→ **Extracted data entries**
┌──

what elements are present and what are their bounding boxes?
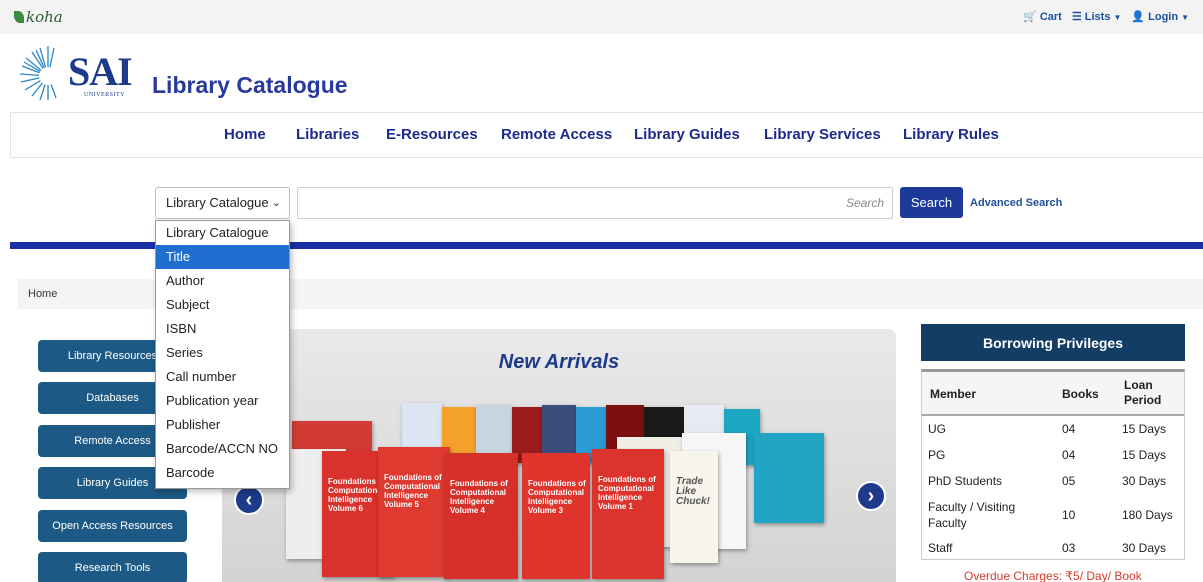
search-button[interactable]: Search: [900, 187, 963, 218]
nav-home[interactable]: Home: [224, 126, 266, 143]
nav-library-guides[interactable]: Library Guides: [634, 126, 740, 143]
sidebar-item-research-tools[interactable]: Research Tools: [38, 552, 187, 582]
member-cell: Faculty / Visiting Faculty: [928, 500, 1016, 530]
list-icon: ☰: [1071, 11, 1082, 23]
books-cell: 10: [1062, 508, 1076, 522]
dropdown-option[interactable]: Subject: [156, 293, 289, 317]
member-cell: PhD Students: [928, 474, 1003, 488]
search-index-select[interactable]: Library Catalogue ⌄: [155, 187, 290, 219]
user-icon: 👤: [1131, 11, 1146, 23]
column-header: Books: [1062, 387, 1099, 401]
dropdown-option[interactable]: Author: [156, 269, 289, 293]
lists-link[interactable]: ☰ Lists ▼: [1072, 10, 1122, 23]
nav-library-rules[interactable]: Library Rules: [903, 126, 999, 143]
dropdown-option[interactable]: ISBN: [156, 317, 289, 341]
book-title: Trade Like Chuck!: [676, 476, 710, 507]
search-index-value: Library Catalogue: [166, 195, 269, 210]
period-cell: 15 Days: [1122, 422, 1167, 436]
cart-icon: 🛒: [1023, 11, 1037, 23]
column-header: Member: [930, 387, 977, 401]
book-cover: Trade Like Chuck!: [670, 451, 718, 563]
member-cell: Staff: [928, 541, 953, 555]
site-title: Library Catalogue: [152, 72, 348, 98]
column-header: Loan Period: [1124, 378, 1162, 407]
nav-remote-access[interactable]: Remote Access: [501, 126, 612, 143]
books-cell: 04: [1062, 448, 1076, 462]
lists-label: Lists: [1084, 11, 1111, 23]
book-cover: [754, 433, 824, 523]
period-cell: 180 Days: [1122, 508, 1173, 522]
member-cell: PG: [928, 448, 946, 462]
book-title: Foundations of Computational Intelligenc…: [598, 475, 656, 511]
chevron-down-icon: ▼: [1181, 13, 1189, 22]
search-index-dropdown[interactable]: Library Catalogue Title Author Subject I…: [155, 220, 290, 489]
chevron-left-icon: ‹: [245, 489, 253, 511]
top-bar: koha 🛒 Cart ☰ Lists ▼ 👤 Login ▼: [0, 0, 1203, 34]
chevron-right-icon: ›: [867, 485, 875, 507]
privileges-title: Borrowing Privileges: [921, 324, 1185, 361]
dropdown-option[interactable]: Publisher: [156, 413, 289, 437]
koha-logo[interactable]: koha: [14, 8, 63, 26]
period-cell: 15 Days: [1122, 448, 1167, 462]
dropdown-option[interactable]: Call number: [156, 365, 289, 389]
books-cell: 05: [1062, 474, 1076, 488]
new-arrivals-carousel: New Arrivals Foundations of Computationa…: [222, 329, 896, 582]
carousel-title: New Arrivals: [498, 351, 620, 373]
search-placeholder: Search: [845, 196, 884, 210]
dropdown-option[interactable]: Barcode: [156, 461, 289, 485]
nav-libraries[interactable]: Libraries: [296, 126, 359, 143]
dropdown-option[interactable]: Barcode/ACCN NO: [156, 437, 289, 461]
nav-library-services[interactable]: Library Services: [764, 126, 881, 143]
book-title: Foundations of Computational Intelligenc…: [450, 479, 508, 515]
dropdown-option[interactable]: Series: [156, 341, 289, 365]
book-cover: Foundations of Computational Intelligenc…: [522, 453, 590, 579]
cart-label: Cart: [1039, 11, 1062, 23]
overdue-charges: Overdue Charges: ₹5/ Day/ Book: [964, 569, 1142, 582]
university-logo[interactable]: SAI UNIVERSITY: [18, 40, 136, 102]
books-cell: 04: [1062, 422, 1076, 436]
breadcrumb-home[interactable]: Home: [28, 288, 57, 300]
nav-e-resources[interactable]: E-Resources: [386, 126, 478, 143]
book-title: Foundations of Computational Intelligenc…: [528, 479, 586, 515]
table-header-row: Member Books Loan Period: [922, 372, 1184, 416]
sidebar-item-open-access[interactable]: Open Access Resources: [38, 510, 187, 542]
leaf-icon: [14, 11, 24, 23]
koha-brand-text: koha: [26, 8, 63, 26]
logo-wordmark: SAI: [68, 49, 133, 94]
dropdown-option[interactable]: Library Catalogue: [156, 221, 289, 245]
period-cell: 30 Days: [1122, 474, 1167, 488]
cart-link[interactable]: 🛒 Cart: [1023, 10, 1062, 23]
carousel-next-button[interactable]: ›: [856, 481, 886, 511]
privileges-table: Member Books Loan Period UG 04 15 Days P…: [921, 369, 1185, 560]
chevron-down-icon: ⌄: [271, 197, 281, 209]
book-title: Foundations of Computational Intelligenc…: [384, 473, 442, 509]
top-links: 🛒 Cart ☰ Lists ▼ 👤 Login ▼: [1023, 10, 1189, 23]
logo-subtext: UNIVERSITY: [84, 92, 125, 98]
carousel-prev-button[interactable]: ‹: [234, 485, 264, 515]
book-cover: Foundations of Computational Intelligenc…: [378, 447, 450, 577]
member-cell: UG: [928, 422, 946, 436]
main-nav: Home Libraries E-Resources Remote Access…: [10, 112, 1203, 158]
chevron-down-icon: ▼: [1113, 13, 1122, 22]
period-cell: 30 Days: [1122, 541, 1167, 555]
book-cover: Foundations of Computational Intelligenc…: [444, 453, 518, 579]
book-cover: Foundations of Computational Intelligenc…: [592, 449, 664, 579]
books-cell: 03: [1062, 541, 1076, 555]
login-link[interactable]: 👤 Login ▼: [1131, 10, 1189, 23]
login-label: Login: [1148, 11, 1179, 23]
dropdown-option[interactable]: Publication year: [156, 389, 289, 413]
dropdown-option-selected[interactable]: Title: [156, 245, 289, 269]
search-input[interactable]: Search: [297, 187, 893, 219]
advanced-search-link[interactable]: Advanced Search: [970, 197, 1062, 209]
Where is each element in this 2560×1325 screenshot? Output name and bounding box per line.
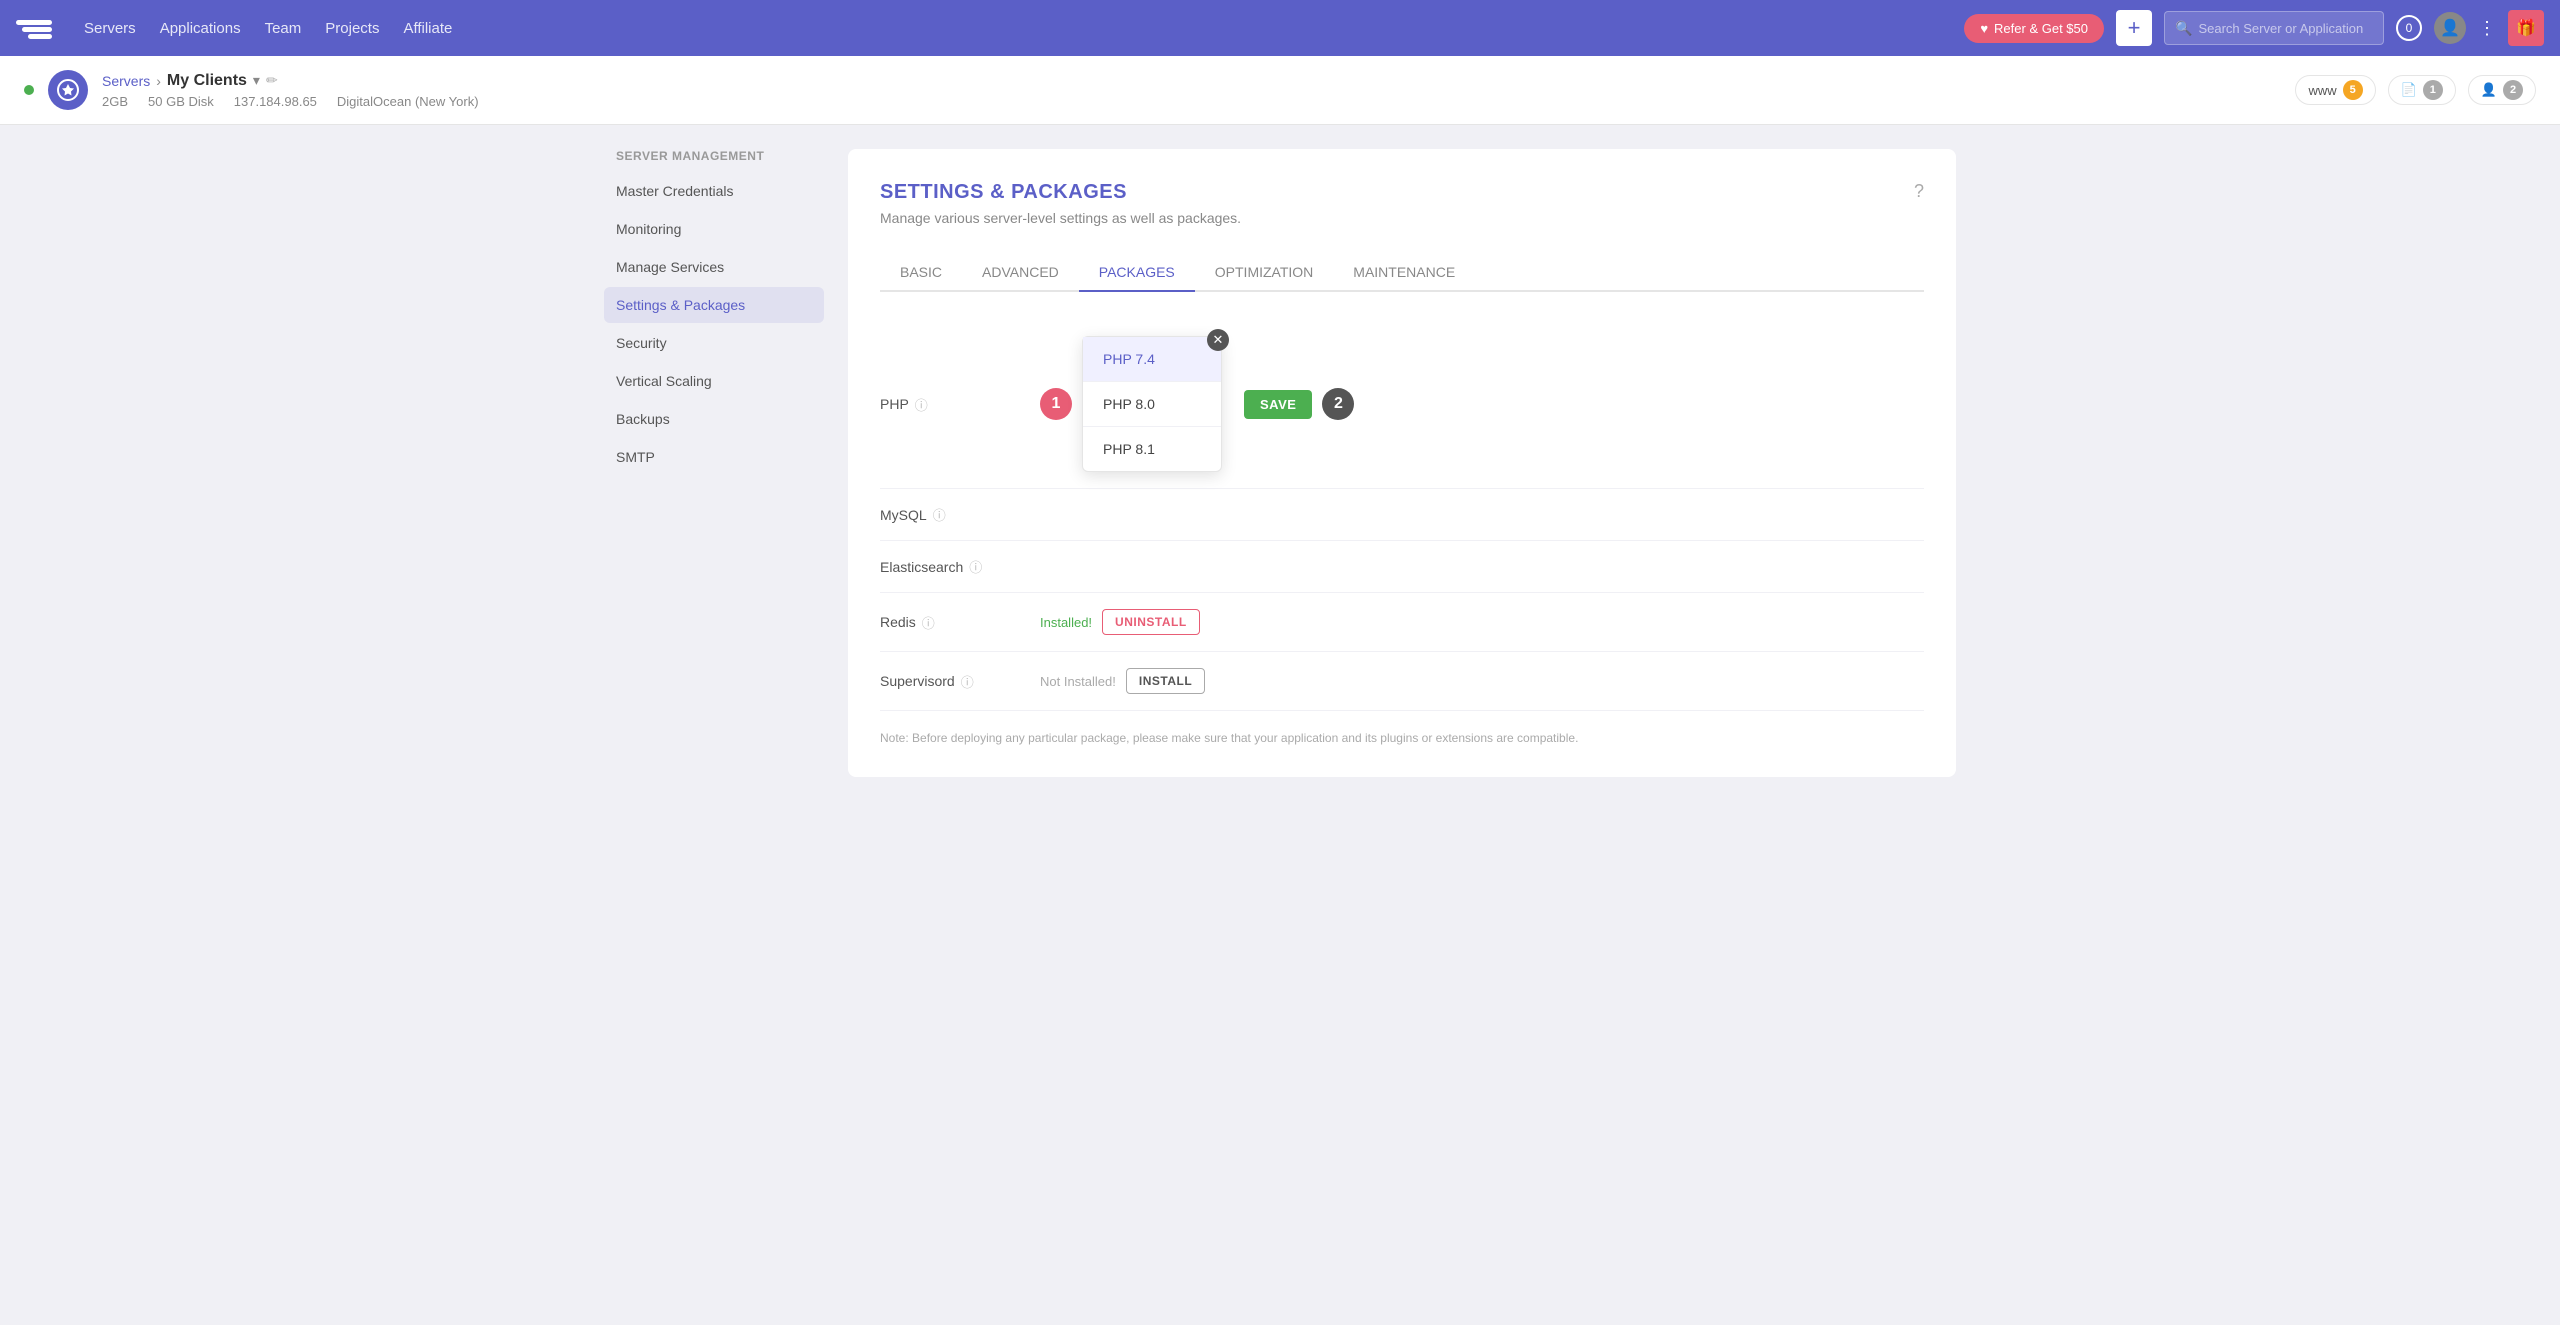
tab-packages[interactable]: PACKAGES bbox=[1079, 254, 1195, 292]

└──

→ **What is asked**
Copy the lines of the entries above without changes, starting at the line that contains "search-button[interactable]: Search: [900, 187, 963, 218]" and ending at the line that contains "126, 999, 143]", with both of those lines included.

→ **Reply to the exercise**
search-button[interactable]: Search: [900, 187, 963, 218]
nav-home[interactable]: Home: [224, 126, 266, 143]
nav-library-guides[interactable]: Library Guides: [634, 126, 740, 143]
sidebar-item-research-tools[interactable]: Research Tools: [38, 552, 187, 582]
member-cell: Faculty / Visiting Faculty: [928, 500, 1016, 530]
list-icon: ☰: [1071, 11, 1082, 23]
books-cell: 10: [1062, 508, 1076, 522]
dropdown-option[interactable]: Subject: [156, 293, 289, 317]
member-cell: PhD Students: [928, 474, 1003, 488]
search-index-select[interactable]: Library Catalogue ⌄: [155, 187, 290, 219]
user-icon: 👤: [1131, 11, 1146, 23]
column-header: Books: [1062, 387, 1099, 401]
dropdown-option[interactable]: Author: [156, 269, 289, 293]
lists-link[interactable]: ☰ Lists ▼: [1072, 10, 1122, 23]
nav-library-rules[interactable]: Library Rules: [903, 126, 999, 143]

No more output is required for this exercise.